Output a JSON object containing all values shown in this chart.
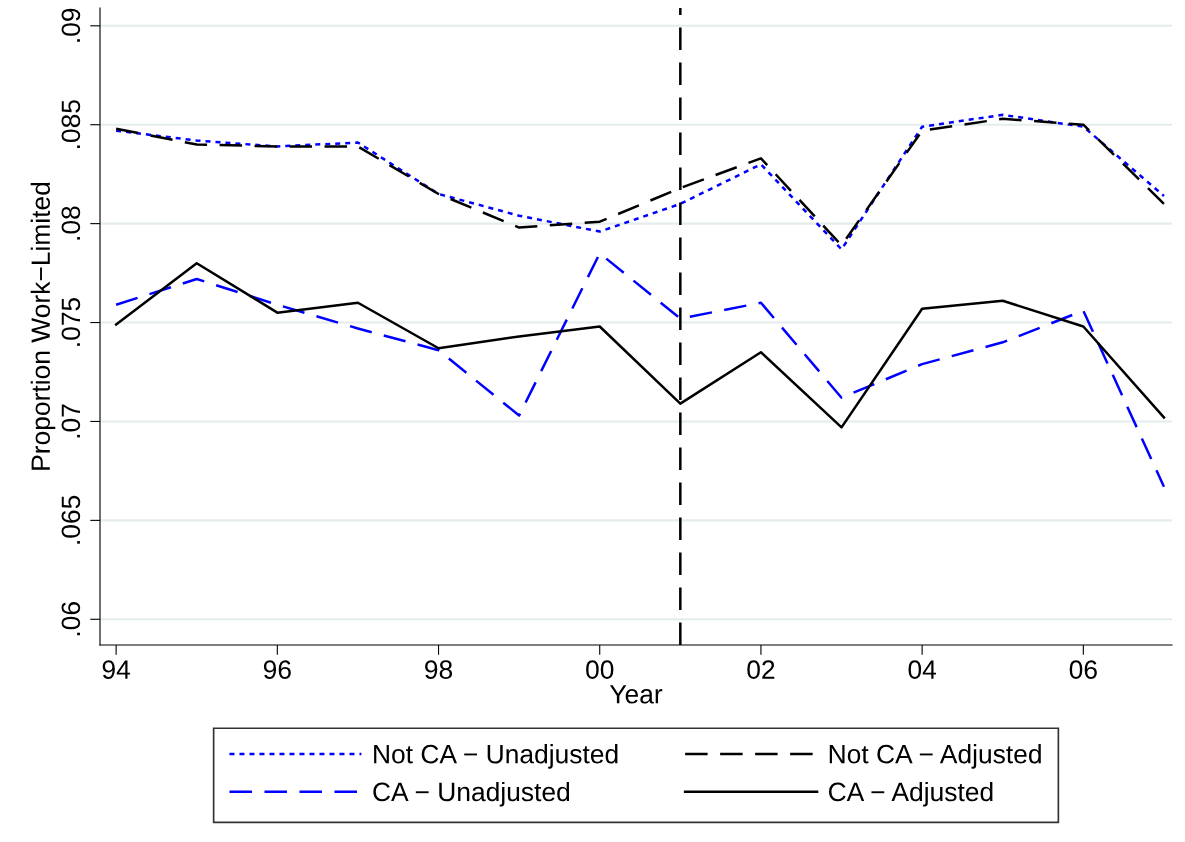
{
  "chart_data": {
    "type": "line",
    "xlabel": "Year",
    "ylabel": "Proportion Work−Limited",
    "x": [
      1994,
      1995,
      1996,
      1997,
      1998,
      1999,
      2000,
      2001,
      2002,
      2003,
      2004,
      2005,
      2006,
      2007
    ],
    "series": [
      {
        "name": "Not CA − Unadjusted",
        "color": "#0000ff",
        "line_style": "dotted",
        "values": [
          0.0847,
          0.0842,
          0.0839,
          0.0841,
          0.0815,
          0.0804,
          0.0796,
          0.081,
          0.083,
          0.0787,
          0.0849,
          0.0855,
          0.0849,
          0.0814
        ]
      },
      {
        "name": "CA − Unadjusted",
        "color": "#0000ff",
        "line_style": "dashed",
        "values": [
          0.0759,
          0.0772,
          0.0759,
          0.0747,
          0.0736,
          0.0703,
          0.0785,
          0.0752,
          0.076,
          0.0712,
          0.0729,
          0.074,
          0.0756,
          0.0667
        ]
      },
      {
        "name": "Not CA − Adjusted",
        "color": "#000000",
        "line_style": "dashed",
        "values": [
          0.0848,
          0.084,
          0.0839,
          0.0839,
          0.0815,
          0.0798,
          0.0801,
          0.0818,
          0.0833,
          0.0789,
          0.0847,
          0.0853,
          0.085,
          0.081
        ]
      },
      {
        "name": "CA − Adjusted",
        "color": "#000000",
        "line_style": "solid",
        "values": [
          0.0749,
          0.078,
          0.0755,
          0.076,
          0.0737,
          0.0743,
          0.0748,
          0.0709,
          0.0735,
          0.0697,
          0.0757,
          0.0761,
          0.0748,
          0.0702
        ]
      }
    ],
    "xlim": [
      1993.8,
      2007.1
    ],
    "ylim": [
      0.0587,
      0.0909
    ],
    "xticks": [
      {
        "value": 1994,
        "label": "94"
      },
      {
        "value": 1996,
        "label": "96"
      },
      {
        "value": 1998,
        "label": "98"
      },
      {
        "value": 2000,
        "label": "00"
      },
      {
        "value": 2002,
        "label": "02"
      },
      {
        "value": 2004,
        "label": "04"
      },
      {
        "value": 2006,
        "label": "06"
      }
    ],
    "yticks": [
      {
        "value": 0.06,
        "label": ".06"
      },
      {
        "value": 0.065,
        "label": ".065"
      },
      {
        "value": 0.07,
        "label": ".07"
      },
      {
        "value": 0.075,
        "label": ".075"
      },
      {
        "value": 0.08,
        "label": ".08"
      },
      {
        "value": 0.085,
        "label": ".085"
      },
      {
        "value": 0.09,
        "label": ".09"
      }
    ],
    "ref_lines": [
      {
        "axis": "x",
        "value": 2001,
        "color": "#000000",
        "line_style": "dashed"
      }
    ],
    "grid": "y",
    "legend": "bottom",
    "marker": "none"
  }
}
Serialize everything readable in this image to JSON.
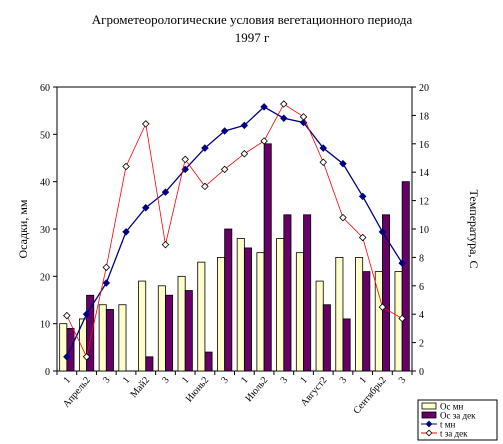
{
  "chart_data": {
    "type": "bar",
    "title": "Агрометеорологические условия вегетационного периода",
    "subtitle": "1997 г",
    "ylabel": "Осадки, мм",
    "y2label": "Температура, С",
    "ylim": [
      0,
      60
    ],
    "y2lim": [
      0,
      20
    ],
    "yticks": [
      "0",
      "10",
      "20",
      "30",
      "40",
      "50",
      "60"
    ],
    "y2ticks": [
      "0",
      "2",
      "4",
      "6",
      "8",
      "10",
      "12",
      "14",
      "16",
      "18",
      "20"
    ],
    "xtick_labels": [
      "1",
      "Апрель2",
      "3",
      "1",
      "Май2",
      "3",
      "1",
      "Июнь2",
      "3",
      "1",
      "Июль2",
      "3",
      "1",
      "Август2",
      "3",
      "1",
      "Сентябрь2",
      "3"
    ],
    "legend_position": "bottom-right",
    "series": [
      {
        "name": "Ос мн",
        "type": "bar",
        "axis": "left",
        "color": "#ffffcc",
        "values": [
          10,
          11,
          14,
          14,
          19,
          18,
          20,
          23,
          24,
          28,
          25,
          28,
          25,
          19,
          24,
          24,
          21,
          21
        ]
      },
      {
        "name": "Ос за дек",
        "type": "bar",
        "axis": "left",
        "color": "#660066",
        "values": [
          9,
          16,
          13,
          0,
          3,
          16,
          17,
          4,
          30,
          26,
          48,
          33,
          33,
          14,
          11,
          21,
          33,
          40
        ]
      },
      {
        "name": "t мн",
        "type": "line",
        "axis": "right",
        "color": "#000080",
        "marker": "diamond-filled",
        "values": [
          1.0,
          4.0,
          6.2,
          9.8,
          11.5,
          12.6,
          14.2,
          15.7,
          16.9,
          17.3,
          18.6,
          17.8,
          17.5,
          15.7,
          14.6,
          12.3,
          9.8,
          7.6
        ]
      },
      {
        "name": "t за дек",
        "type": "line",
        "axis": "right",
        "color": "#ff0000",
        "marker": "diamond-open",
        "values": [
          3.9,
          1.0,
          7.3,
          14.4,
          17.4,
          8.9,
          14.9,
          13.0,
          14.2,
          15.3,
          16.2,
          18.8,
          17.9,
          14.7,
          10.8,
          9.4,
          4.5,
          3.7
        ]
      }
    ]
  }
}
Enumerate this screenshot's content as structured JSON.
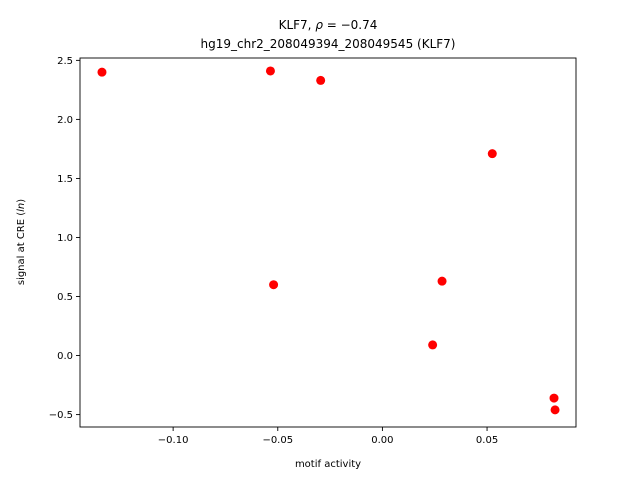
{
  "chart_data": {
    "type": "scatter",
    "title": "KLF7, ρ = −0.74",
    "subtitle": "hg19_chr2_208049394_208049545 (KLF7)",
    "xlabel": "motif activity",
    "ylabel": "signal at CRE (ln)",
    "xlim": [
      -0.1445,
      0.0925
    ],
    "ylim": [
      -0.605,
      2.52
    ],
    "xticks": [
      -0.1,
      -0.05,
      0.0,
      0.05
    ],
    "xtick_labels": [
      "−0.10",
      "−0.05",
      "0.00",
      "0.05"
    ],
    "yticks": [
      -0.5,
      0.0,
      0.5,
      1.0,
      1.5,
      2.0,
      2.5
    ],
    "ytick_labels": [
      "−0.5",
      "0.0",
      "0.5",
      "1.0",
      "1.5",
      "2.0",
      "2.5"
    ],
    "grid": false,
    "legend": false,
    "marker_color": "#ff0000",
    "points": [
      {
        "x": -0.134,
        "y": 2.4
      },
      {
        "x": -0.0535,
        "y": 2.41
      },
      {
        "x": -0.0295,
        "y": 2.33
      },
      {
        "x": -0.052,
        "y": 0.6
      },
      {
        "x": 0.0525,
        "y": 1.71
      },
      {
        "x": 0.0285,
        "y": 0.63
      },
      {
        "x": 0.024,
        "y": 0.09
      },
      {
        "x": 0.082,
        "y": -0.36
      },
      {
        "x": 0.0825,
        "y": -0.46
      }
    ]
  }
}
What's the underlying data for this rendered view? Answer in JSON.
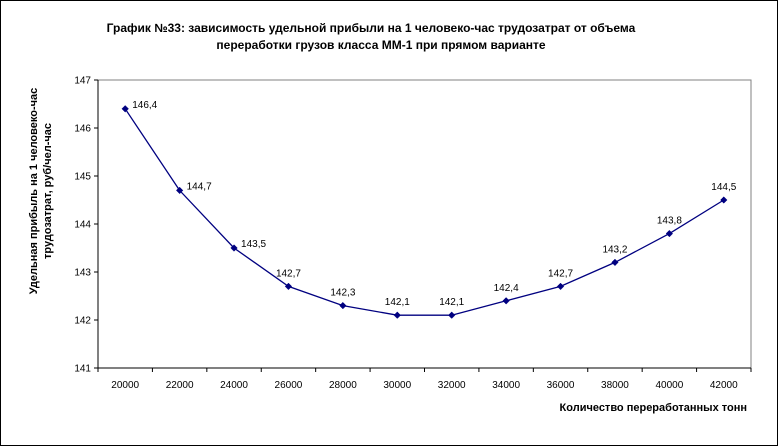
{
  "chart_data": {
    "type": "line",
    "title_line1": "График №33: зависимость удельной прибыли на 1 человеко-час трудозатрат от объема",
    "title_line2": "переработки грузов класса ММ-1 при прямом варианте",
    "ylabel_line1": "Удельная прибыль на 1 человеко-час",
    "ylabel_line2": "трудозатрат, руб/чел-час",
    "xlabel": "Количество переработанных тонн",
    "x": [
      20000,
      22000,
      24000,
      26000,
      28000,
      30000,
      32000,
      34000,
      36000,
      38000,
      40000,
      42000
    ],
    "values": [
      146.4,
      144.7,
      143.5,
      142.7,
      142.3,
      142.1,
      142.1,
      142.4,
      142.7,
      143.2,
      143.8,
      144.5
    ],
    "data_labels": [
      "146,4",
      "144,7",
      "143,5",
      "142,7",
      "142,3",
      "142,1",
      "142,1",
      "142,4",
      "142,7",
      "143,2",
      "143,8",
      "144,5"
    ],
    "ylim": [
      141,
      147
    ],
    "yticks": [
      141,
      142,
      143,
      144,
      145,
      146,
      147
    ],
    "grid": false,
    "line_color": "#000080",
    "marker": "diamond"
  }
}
============================================================
> **WHAT YOU SHOULD DO**:
Write out the material above once more, exactly as it reads, with no pictures.

> **ANSWER FOR THE TASK**:
Output a JSON object containing all values shown in this chart.
{
  "chart_data": {
    "type": "line",
    "xlabel": "Year",
    "ylabel": "Proportion Work−Limited",
    "x": [
      1994,
      1995,
      1996,
      1997,
      1998,
      1999,
      2000,
      2001,
      2002,
      2003,
      2004,
      2005,
      2006,
      2007
    ],
    "series": [
      {
        "name": "Not CA − Unadjusted",
        "color": "#0000ff",
        "line_style": "dotted",
        "values": [
          0.0847,
          0.0842,
          0.0839,
          0.0841,
          0.0815,
          0.0804,
          0.0796,
          0.081,
          0.083,
          0.0787,
          0.0849,
          0.0855,
          0.0849,
          0.0814
        ]
      },
      {
        "name": "CA − Unadjusted",
        "color": "#0000ff",
        "line_style": "dashed",
        "values": [
          0.0759,
          0.0772,
          0.0759,
          0.0747,
          0.0736,
          0.0703,
          0.0785,
          0.0752,
          0.076,
          0.0712,
          0.0729,
          0.074,
          0.0756,
          0.0667
        ]
      },
      {
        "name": "Not CA − Adjusted",
        "color": "#000000",
        "line_style": "dashed",
        "values": [
          0.0848,
          0.084,
          0.0839,
          0.0839,
          0.0815,
          0.0798,
          0.0801,
          0.0818,
          0.0833,
          0.0789,
          0.0847,
          0.0853,
          0.085,
          0.081
        ]
      },
      {
        "name": "CA − Adjusted",
        "color": "#000000",
        "line_style": "solid",
        "values": [
          0.0749,
          0.078,
          0.0755,
          0.076,
          0.0737,
          0.0743,
          0.0748,
          0.0709,
          0.0735,
          0.0697,
          0.0757,
          0.0761,
          0.0748,
          0.0702
        ]
      }
    ],
    "xlim": [
      1993.8,
      2007.1
    ],
    "ylim": [
      0.0587,
      0.0909
    ],
    "xticks": [
      {
        "value": 1994,
        "label": "94"
      },
      {
        "value": 1996,
        "label": "96"
      },
      {
        "value": 1998,
        "label": "98"
      },
      {
        "value": 2000,
        "label": "00"
      },
      {
        "value": 2002,
        "label": "02"
      },
      {
        "value": 2004,
        "label": "04"
      },
      {
        "value": 2006,
        "label": "06"
      }
    ],
    "yticks": [
      {
        "value": 0.06,
        "label": ".06"
      },
      {
        "value": 0.065,
        "label": ".065"
      },
      {
        "value": 0.07,
        "label": ".07"
      },
      {
        "value": 0.075,
        "label": ".075"
      },
      {
        "value": 0.08,
        "label": ".08"
      },
      {
        "value": 0.085,
        "label": ".085"
      },
      {
        "value": 0.09,
        "label": ".09"
      }
    ],
    "ref_lines": [
      {
        "axis": "x",
        "value": 2001,
        "color": "#000000",
        "line_style": "dashed"
      }
    ],
    "grid": "y",
    "legend": "bottom",
    "marker": "none"
  }
}
Serialize everything readable in this image to JSON.
{
  "chart_data": {
    "type": "bar",
    "title": "Агрометеорологические условия вегетационного периода",
    "subtitle": "1997 г",
    "ylabel": "Осадки, мм",
    "y2label": "Температура, С",
    "ylim": [
      0,
      60
    ],
    "y2lim": [
      0,
      20
    ],
    "yticks": [
      "0",
      "10",
      "20",
      "30",
      "40",
      "50",
      "60"
    ],
    "y2ticks": [
      "0",
      "2",
      "4",
      "6",
      "8",
      "10",
      "12",
      "14",
      "16",
      "18",
      "20"
    ],
    "xtick_labels": [
      "1",
      "Апрель2",
      "3",
      "1",
      "Май2",
      "3",
      "1",
      "Июнь2",
      "3",
      "1",
      "Июль2",
      "3",
      "1",
      "Август2",
      "3",
      "1",
      "Сентябрь2",
      "3"
    ],
    "legend_position": "bottom-right",
    "series": [
      {
        "name": "Ос мн",
        "type": "bar",
        "axis": "left",
        "color": "#ffffcc",
        "values": [
          10,
          11,
          14,
          14,
          19,
          18,
          20,
          23,
          24,
          28,
          25,
          28,
          25,
          19,
          24,
          24,
          21,
          21
        ]
      },
      {
        "name": "Ос за дек",
        "type": "bar",
        "axis": "left",
        "color": "#660066",
        "values": [
          9,
          16,
          13,
          0,
          3,
          16,
          17,
          4,
          30,
          26,
          48,
          33,
          33,
          14,
          11,
          21,
          33,
          40
        ]
      },
      {
        "name": "t мн",
        "type": "line",
        "axis": "right",
        "color": "#000080",
        "marker": "diamond-filled",
        "values": [
          1.0,
          4.0,
          6.2,
          9.8,
          11.5,
          12.6,
          14.2,
          15.7,
          16.9,
          17.3,
          18.6,
          17.8,
          17.5,
          15.7,
          14.6,
          12.3,
          9.8,
          7.6
        ]
      },
      {
        "name": "t за дек",
        "type": "line",
        "axis": "right",
        "color": "#ff0000",
        "marker": "diamond-open",
        "values": [
          3.9,
          1.0,
          7.3,
          14.4,
          17.4,
          8.9,
          14.9,
          13.0,
          14.2,
          15.3,
          16.2,
          18.8,
          17.9,
          14.7,
          10.8,
          9.4,
          4.5,
          3.7
        ]
      }
    ]
  }
}
Enumerate this screenshot's content as structured JSON.
{
  "chart_data": {
    "type": "scatter",
    "title": "KLF7, ρ = −0.74",
    "subtitle": "hg19_chr2_208049394_208049545 (KLF7)",
    "xlabel": "motif activity",
    "ylabel": "signal at CRE (ln)",
    "xlim": [
      -0.1445,
      0.0925
    ],
    "ylim": [
      -0.605,
      2.52
    ],
    "xticks": [
      -0.1,
      -0.05,
      0.0,
      0.05
    ],
    "xtick_labels": [
      "−0.10",
      "−0.05",
      "0.00",
      "0.05"
    ],
    "yticks": [
      -0.5,
      0.0,
      0.5,
      1.0,
      1.5,
      2.0,
      2.5
    ],
    "ytick_labels": [
      "−0.5",
      "0.0",
      "0.5",
      "1.0",
      "1.5",
      "2.0",
      "2.5"
    ],
    "grid": false,
    "legend": false,
    "marker_color": "#ff0000",
    "points": [
      {
        "x": -0.134,
        "y": 2.4
      },
      {
        "x": -0.0535,
        "y": 2.41
      },
      {
        "x": -0.0295,
        "y": 2.33
      },
      {
        "x": -0.052,
        "y": 0.6
      },
      {
        "x": 0.0525,
        "y": 1.71
      },
      {
        "x": 0.0285,
        "y": 0.63
      },
      {
        "x": 0.024,
        "y": 0.09
      },
      {
        "x": 0.082,
        "y": -0.36
      },
      {
        "x": 0.0825,
        "y": -0.46
      }
    ]
  }
}
What's the underlying data for this rendered view? Answer in JSON.
{
  "chart_data": {
    "type": "line",
    "title_line1": "График №33: зависимость удельной прибыли на 1 человеко-час трудозатрат от объема",
    "title_line2": "переработки грузов класса ММ-1 при прямом варианте",
    "ylabel_line1": "Удельная прибыль на 1 человеко-час",
    "ylabel_line2": "трудозатрат, руб/чел-час",
    "xlabel": "Количество переработанных тонн",
    "x": [
      20000,
      22000,
      24000,
      26000,
      28000,
      30000,
      32000,
      34000,
      36000,
      38000,
      40000,
      42000
    ],
    "values": [
      146.4,
      144.7,
      143.5,
      142.7,
      142.3,
      142.1,
      142.1,
      142.4,
      142.7,
      143.2,
      143.8,
      144.5
    ],
    "data_labels": [
      "146,4",
      "144,7",
      "143,5",
      "142,7",
      "142,3",
      "142,1",
      "142,1",
      "142,4",
      "142,7",
      "143,2",
      "143,8",
      "144,5"
    ],
    "ylim": [
      141,
      147
    ],
    "yticks": [
      141,
      142,
      143,
      144,
      145,
      146,
      147
    ],
    "grid": false,
    "line_color": "#000080",
    "marker": "diamond"
  }
}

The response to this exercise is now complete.